Exercise:
Collect every line of the records below that contains the word "wird".

Records for the exercise:

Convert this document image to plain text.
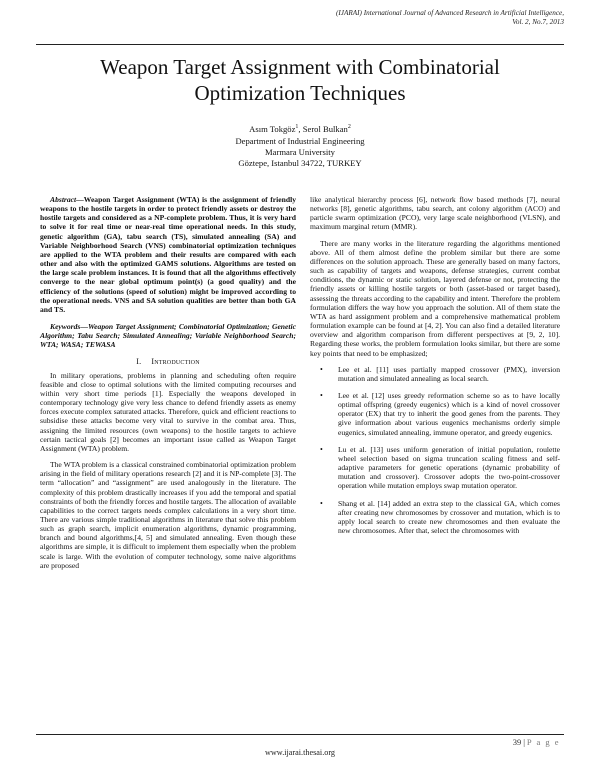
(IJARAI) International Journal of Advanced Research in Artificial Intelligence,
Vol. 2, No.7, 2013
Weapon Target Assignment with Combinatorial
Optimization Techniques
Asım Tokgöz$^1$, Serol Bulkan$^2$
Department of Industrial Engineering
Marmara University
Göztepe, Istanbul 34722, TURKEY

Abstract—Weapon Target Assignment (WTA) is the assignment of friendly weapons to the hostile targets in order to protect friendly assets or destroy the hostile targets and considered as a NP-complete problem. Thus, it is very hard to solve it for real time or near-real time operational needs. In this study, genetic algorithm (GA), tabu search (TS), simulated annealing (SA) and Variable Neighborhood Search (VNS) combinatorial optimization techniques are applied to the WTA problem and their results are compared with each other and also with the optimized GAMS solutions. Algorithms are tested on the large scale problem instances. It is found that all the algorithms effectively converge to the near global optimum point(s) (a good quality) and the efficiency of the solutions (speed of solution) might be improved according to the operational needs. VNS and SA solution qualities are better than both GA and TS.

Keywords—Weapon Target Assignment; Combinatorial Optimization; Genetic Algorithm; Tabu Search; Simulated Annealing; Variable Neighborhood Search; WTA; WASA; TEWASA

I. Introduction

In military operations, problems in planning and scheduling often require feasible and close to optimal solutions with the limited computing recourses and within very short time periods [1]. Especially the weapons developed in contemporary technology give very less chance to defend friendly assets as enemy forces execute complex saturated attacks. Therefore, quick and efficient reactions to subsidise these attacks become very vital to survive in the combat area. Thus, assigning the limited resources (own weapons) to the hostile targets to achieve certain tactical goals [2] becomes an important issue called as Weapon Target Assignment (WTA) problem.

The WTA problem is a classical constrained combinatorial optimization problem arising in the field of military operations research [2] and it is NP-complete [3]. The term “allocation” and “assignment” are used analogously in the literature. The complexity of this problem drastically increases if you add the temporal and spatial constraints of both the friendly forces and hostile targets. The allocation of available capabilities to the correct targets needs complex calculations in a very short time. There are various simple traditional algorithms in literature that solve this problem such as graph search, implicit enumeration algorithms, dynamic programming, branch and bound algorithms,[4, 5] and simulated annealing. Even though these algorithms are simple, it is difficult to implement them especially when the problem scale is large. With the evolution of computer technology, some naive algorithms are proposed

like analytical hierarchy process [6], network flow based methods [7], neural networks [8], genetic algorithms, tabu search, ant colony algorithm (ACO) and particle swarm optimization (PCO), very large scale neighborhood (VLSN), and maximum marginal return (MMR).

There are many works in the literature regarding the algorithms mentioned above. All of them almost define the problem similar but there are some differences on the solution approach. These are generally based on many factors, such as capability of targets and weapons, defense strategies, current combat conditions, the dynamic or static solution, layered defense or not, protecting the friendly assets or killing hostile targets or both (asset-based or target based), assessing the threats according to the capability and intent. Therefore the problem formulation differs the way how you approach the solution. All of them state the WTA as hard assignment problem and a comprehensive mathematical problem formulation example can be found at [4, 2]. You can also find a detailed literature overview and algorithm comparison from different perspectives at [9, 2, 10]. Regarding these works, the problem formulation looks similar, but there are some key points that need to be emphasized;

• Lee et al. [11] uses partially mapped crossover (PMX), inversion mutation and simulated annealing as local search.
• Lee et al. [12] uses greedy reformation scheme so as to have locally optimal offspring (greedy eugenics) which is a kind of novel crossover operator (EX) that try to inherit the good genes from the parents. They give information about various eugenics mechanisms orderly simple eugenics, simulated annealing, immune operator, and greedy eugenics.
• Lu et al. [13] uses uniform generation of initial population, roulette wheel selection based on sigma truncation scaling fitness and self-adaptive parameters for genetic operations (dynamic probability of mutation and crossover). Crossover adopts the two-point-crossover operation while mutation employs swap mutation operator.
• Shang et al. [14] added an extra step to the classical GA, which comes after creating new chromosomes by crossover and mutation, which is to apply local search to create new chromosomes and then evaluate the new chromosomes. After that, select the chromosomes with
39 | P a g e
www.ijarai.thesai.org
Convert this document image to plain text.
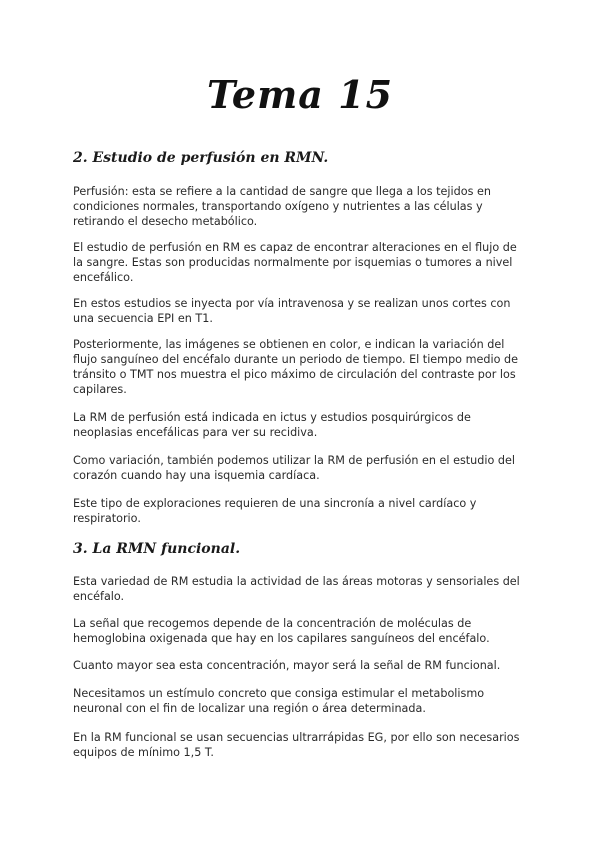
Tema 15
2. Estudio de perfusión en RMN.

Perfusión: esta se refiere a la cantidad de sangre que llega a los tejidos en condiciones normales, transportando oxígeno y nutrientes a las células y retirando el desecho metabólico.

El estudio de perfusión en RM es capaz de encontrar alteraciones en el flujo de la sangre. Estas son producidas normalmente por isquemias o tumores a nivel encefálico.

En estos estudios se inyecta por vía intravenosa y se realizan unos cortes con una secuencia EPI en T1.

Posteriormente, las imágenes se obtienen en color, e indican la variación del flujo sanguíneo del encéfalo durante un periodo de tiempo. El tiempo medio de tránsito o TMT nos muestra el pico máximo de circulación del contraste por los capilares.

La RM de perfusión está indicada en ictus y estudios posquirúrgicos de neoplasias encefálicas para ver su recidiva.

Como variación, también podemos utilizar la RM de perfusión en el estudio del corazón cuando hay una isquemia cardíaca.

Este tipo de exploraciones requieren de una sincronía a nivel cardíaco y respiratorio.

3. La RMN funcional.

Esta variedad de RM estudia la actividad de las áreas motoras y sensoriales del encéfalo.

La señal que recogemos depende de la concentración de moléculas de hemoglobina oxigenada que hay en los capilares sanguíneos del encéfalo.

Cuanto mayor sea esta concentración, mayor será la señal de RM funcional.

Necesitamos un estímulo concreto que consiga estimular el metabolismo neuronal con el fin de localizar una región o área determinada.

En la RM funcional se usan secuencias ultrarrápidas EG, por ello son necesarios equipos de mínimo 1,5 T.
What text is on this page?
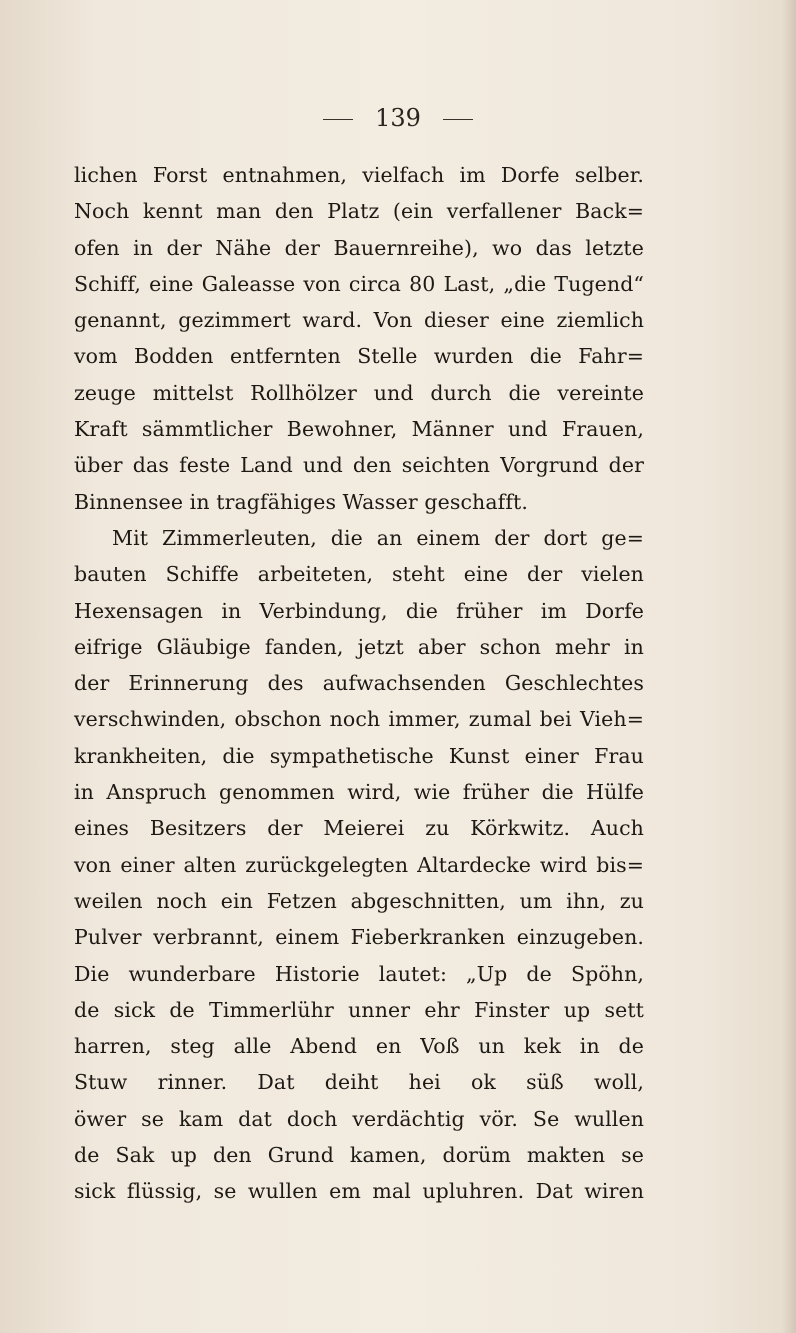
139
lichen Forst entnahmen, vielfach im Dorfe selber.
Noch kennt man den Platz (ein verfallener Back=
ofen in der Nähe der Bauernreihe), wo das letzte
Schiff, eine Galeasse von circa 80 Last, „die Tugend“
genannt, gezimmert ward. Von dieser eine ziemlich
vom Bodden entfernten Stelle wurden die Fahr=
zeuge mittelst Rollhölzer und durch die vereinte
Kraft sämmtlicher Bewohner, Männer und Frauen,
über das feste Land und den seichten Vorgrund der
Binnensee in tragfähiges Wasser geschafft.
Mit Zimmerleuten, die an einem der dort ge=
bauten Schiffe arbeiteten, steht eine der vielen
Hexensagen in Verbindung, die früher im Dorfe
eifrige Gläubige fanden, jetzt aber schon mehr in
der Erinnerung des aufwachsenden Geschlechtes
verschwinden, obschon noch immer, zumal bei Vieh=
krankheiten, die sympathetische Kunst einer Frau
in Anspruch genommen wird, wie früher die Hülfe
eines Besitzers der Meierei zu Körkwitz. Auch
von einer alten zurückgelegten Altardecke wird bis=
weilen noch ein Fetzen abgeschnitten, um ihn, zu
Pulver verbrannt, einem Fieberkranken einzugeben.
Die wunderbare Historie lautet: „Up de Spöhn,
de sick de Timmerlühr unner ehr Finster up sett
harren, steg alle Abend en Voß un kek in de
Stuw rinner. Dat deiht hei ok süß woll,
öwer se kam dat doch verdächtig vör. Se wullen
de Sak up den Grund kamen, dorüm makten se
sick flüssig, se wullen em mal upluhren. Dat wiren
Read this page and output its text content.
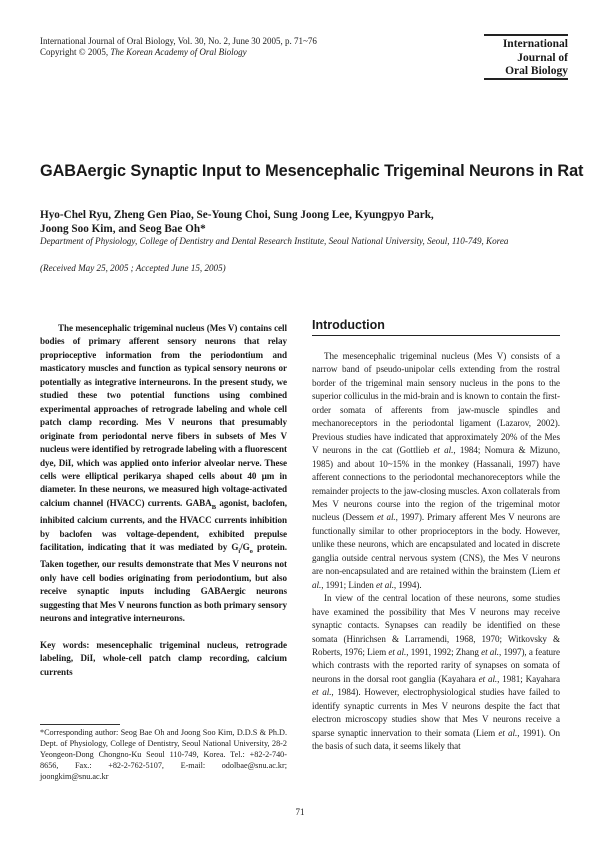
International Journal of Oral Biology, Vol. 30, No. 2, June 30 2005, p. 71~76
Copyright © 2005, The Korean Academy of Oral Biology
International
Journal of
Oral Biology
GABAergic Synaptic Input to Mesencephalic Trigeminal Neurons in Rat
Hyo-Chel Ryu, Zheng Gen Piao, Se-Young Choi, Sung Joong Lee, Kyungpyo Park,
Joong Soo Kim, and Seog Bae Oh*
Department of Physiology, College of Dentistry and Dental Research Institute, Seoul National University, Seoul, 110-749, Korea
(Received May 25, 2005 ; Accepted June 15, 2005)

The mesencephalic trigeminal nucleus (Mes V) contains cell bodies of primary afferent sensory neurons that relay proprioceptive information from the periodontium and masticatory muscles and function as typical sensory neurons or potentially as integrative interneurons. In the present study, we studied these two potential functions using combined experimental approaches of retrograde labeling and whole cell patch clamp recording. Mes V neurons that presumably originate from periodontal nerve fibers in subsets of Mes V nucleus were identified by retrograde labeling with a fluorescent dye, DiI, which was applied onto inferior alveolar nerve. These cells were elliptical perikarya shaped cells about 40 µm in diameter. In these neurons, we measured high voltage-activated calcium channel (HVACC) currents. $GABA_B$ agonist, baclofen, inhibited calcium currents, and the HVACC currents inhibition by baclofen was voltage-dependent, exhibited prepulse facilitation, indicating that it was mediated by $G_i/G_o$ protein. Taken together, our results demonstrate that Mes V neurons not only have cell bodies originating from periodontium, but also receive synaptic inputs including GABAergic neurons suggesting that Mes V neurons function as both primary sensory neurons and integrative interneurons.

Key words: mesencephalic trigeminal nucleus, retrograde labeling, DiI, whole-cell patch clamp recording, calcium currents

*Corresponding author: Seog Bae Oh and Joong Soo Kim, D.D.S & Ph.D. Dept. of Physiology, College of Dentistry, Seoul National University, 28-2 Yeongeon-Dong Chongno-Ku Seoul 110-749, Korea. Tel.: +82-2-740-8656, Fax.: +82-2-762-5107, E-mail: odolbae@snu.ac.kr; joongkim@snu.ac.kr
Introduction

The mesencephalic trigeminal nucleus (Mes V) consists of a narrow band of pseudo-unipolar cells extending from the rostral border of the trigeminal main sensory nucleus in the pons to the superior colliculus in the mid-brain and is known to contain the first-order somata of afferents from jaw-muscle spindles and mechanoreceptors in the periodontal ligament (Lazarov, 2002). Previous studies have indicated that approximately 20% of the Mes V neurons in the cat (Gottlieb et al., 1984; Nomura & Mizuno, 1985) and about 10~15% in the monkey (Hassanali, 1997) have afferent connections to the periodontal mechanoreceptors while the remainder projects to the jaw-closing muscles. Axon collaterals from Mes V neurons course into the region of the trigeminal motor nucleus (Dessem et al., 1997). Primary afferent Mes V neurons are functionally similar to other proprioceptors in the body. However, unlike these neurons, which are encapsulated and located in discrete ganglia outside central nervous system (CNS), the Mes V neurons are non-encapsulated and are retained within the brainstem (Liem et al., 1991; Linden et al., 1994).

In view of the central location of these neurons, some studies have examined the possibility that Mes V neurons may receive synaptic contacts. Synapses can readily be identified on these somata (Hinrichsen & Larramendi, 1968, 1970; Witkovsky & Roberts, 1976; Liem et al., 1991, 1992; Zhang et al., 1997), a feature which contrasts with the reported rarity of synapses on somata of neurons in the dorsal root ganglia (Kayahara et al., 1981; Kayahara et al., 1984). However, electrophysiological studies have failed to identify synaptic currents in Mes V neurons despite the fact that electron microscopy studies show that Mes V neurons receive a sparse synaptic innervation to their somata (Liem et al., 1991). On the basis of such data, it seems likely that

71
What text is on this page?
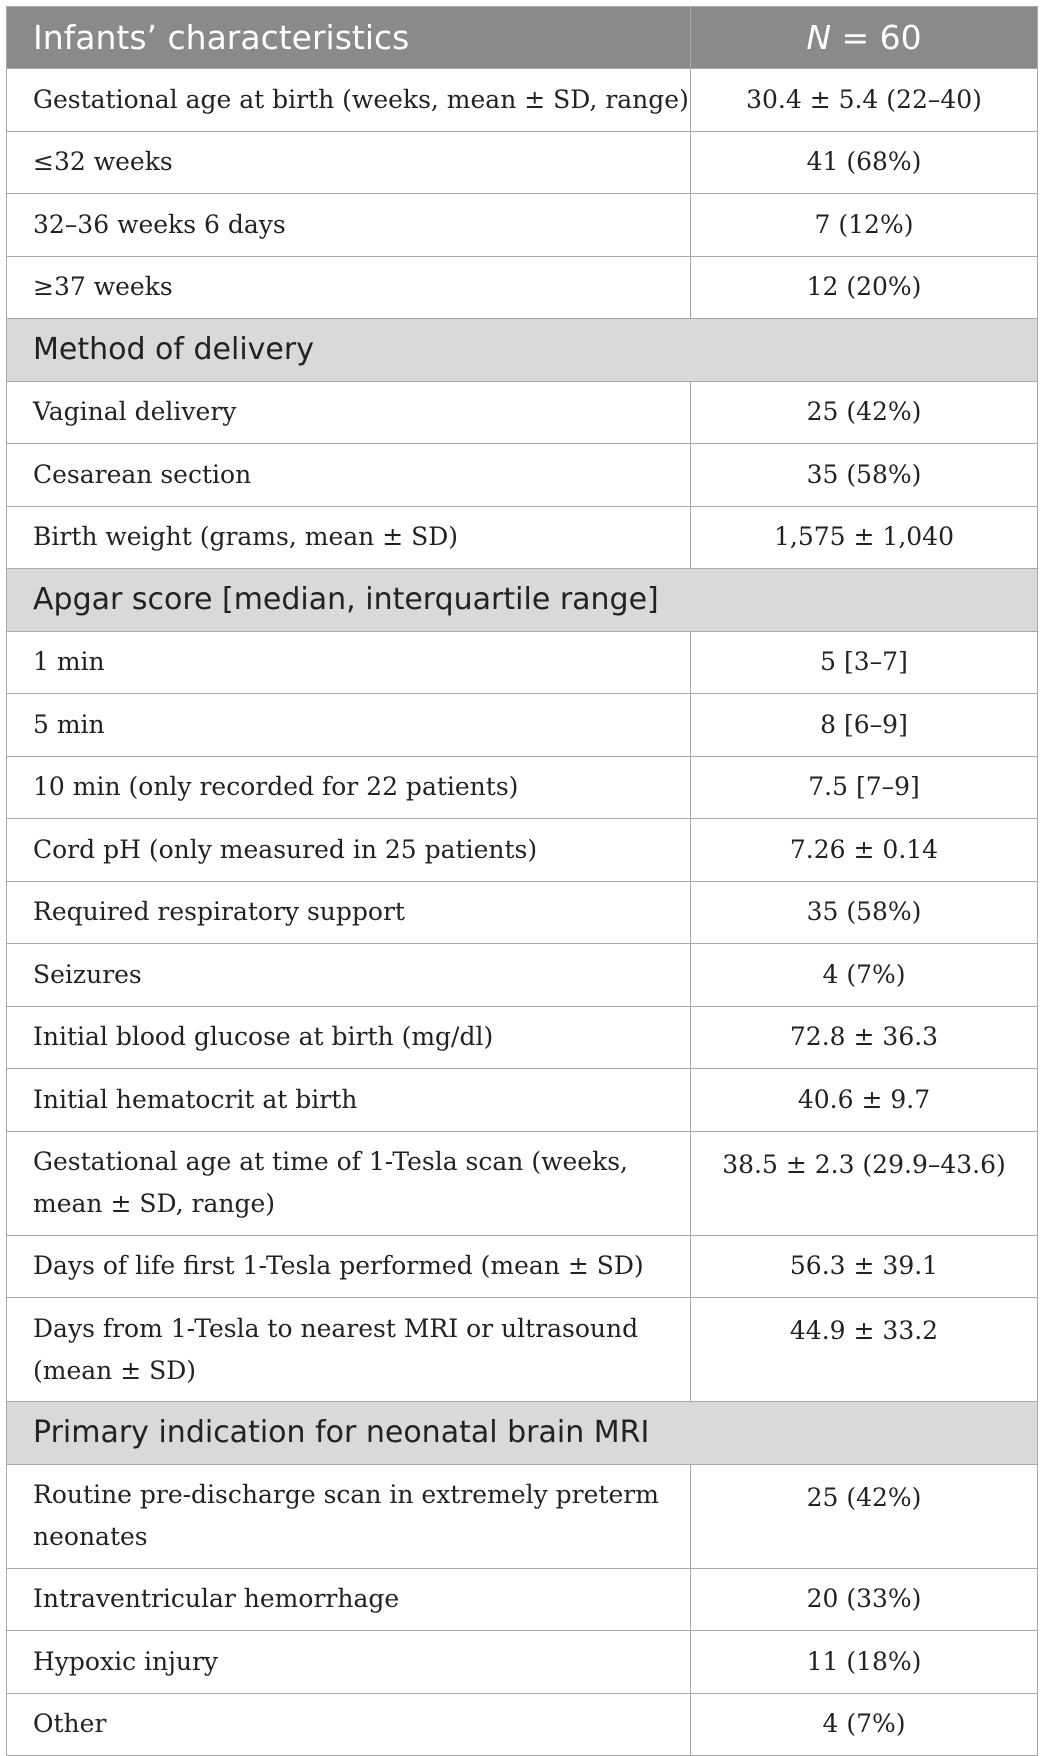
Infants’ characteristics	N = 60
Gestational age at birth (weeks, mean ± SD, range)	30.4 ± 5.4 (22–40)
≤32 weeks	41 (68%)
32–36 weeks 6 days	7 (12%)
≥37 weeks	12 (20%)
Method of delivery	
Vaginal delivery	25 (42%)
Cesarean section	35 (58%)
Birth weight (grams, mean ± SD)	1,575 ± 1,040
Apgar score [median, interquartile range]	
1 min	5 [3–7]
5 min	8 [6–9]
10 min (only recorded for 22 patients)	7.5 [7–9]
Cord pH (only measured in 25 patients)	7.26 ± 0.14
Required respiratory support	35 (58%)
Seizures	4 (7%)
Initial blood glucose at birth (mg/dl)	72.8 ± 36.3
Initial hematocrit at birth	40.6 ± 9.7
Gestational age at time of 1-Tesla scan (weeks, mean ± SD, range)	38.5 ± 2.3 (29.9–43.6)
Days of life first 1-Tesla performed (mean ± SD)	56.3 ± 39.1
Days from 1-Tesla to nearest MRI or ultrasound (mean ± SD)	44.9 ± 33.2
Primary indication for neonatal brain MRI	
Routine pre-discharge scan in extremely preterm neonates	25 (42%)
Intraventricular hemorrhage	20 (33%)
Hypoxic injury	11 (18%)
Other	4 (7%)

Written solution:
in Anspruch genommen wird, wie früher die Hülfe
von einer alten zurückgelegten Altardecke wird bis=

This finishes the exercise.